# [SHORT TASK]
Only the number is wanted: how many lines of these entries contain the word "Chezmin"?

# [RECORDED INFORMATION]

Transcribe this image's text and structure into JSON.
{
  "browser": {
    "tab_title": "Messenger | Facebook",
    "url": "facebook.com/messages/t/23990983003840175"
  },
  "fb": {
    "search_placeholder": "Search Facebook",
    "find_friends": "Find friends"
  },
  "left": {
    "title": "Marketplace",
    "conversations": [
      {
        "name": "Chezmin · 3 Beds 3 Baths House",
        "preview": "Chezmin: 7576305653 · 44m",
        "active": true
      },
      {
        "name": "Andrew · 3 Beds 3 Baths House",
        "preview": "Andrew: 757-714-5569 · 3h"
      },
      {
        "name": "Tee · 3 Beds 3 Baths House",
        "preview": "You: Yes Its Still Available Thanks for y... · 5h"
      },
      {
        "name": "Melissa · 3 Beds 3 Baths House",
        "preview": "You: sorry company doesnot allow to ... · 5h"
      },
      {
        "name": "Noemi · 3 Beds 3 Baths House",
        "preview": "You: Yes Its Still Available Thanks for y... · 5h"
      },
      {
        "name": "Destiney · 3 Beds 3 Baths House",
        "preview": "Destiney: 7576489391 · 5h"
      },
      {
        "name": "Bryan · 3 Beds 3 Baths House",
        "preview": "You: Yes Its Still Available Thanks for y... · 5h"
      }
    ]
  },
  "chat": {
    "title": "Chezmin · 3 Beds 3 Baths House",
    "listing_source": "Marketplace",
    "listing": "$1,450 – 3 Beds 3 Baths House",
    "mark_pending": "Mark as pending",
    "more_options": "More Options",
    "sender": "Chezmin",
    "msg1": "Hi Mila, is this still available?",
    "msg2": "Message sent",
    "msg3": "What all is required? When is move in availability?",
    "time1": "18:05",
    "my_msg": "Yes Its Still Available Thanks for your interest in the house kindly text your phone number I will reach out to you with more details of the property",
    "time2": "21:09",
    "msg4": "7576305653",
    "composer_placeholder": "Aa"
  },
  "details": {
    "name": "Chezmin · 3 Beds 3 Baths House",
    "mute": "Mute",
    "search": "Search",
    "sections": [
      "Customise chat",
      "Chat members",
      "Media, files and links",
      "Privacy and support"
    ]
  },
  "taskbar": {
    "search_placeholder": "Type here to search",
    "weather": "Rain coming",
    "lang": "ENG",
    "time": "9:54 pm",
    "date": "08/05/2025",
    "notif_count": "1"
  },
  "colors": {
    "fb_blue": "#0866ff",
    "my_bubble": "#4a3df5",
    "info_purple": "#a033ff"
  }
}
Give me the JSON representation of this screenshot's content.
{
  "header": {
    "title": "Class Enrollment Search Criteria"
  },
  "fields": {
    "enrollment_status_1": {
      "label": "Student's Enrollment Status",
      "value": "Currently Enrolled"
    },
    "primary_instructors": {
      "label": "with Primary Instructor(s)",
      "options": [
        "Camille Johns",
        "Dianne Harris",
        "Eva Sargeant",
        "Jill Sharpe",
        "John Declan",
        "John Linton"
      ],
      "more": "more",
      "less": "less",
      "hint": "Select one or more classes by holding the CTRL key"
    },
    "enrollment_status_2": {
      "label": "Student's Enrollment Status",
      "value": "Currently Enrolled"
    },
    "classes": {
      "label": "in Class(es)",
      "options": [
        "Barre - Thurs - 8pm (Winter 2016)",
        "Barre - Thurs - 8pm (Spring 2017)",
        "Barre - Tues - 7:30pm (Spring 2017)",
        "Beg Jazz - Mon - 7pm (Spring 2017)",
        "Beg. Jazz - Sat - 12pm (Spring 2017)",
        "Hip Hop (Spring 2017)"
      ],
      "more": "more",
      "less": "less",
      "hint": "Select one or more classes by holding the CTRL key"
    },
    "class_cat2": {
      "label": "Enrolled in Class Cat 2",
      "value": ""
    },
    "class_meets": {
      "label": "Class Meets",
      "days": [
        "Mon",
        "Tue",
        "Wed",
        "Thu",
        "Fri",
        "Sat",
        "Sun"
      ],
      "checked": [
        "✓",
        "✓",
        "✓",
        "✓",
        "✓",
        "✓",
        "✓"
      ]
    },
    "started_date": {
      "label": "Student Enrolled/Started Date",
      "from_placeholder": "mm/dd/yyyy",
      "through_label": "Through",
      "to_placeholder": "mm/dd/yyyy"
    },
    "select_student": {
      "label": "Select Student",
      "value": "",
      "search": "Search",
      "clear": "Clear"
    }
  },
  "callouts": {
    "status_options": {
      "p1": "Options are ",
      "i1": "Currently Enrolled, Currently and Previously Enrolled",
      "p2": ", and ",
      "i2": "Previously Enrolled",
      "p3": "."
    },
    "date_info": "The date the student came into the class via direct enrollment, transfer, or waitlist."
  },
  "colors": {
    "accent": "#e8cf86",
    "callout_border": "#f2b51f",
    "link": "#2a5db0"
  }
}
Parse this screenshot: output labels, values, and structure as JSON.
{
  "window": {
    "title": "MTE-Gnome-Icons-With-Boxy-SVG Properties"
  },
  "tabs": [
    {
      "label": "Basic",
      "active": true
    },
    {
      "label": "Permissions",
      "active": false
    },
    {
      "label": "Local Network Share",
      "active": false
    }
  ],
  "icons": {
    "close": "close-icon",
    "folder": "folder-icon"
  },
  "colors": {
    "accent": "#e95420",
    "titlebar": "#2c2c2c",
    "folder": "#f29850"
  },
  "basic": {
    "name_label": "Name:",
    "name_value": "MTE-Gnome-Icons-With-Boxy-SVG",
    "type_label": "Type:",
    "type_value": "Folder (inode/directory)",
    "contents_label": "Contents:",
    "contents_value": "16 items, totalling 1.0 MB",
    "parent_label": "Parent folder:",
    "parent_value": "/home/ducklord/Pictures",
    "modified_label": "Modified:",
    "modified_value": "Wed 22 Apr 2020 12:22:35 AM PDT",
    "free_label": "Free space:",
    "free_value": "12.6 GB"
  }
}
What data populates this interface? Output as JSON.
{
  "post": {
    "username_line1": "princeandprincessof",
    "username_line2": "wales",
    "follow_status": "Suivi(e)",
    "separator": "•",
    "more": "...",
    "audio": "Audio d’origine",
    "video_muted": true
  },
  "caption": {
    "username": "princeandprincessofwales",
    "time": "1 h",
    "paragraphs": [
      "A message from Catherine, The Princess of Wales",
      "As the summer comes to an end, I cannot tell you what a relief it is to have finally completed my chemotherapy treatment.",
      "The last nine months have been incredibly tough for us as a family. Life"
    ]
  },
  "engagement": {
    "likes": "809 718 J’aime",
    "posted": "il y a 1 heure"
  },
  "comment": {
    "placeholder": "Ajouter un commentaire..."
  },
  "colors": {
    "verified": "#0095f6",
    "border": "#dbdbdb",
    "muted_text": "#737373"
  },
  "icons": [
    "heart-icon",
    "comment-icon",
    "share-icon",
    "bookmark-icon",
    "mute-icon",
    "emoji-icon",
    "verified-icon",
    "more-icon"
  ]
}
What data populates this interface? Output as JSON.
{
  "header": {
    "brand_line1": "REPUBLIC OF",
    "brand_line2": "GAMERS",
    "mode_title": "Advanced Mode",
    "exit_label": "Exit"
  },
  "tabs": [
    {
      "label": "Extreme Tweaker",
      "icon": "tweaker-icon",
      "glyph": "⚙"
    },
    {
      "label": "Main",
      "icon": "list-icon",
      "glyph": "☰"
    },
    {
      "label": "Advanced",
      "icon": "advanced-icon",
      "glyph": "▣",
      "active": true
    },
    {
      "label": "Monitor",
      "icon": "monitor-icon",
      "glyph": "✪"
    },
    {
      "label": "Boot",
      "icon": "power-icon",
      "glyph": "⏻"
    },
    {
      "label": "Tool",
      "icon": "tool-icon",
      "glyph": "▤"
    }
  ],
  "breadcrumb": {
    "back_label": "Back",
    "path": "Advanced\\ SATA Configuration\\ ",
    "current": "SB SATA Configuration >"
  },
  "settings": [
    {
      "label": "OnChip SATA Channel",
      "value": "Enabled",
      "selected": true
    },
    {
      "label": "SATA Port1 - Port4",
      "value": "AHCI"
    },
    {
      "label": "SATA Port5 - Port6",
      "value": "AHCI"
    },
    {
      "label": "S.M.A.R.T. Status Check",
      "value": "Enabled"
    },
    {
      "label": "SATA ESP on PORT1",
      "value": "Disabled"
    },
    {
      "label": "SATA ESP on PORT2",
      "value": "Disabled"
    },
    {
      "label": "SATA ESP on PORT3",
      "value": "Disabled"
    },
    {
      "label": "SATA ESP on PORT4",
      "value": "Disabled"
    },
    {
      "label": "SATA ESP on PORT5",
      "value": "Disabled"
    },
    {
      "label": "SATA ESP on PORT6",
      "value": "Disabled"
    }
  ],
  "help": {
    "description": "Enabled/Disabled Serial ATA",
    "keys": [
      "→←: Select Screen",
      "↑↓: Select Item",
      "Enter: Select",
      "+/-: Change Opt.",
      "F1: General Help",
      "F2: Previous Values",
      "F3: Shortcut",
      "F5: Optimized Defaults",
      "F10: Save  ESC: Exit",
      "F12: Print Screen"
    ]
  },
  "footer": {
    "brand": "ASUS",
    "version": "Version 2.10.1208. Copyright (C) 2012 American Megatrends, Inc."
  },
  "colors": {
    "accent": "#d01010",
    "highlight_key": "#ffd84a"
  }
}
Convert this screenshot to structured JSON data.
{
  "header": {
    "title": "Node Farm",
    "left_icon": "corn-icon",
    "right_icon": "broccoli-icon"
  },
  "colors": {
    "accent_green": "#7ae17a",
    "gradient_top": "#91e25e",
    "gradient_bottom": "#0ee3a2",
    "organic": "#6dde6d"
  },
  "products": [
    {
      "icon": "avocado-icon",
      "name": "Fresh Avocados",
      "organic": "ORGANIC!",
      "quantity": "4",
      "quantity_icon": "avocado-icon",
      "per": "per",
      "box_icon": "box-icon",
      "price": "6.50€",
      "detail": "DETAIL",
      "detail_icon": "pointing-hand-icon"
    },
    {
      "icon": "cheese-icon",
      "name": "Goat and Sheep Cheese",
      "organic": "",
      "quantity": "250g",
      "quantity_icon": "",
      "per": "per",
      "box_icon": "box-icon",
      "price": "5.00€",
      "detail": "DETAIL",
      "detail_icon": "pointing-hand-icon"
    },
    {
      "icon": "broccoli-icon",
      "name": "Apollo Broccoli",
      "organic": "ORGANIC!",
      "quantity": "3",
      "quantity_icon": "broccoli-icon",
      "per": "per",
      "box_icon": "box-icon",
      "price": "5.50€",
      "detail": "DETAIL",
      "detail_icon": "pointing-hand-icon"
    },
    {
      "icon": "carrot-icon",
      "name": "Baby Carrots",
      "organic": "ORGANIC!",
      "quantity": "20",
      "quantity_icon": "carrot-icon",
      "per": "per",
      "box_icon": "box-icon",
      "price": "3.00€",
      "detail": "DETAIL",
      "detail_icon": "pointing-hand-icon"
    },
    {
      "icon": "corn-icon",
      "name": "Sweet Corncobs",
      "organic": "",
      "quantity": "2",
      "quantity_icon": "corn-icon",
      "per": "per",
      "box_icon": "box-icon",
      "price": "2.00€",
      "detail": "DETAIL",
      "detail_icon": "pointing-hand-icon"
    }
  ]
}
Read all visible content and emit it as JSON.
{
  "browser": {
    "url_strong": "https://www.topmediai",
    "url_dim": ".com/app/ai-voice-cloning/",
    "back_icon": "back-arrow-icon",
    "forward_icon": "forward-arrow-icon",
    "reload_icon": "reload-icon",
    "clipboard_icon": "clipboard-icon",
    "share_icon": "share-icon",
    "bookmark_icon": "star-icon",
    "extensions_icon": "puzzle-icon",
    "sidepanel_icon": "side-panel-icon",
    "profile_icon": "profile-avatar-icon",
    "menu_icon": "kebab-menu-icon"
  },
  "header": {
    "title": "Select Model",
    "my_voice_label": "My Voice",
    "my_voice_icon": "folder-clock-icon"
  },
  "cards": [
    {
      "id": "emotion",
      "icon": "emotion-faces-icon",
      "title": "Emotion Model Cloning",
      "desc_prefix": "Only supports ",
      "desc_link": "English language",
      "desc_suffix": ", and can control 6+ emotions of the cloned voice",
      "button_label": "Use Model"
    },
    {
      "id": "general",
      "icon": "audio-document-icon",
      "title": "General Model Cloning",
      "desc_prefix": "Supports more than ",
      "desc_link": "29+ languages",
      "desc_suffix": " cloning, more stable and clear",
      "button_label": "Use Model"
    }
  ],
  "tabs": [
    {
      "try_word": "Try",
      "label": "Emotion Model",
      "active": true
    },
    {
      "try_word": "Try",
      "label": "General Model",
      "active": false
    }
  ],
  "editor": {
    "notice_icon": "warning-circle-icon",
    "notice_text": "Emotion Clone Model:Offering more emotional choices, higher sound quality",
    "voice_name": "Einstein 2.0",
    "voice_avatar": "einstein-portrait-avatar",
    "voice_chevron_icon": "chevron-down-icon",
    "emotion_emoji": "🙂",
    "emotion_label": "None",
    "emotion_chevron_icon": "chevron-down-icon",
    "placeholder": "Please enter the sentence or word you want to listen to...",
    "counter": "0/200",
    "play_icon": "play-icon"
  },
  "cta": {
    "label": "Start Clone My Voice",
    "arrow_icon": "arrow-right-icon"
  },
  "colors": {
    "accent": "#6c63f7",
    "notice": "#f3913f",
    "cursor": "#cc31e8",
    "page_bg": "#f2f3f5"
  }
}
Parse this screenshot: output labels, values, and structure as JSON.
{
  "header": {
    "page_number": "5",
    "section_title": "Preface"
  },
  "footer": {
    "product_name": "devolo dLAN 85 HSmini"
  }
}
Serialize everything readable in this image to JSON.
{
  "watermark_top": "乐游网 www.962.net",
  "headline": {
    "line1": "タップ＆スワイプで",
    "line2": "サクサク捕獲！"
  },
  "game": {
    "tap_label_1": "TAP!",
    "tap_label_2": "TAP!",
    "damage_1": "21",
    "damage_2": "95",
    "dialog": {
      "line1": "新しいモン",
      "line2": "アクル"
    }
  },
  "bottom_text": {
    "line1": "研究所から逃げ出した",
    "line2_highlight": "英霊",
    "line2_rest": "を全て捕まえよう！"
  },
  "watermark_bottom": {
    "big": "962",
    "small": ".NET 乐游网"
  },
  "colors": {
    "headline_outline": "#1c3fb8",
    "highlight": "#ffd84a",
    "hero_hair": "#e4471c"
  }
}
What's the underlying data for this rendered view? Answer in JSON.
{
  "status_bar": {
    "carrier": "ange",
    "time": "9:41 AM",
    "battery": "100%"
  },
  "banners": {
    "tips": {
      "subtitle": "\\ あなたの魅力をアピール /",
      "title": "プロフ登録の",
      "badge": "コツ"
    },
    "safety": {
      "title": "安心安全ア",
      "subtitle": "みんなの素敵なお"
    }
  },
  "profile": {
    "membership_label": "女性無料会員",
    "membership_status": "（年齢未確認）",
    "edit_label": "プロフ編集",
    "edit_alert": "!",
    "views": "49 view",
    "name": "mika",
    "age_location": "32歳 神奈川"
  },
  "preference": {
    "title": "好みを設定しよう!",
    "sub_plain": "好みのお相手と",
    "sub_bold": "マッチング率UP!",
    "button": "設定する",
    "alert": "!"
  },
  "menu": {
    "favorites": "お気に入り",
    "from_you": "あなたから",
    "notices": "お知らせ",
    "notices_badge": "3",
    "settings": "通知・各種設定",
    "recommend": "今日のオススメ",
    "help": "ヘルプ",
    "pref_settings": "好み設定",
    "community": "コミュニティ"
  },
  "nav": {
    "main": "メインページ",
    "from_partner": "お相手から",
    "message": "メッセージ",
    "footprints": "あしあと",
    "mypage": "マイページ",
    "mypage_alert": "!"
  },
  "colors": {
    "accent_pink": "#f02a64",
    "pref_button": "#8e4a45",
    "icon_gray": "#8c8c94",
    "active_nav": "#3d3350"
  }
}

# [EXPECTED ANSWER]
5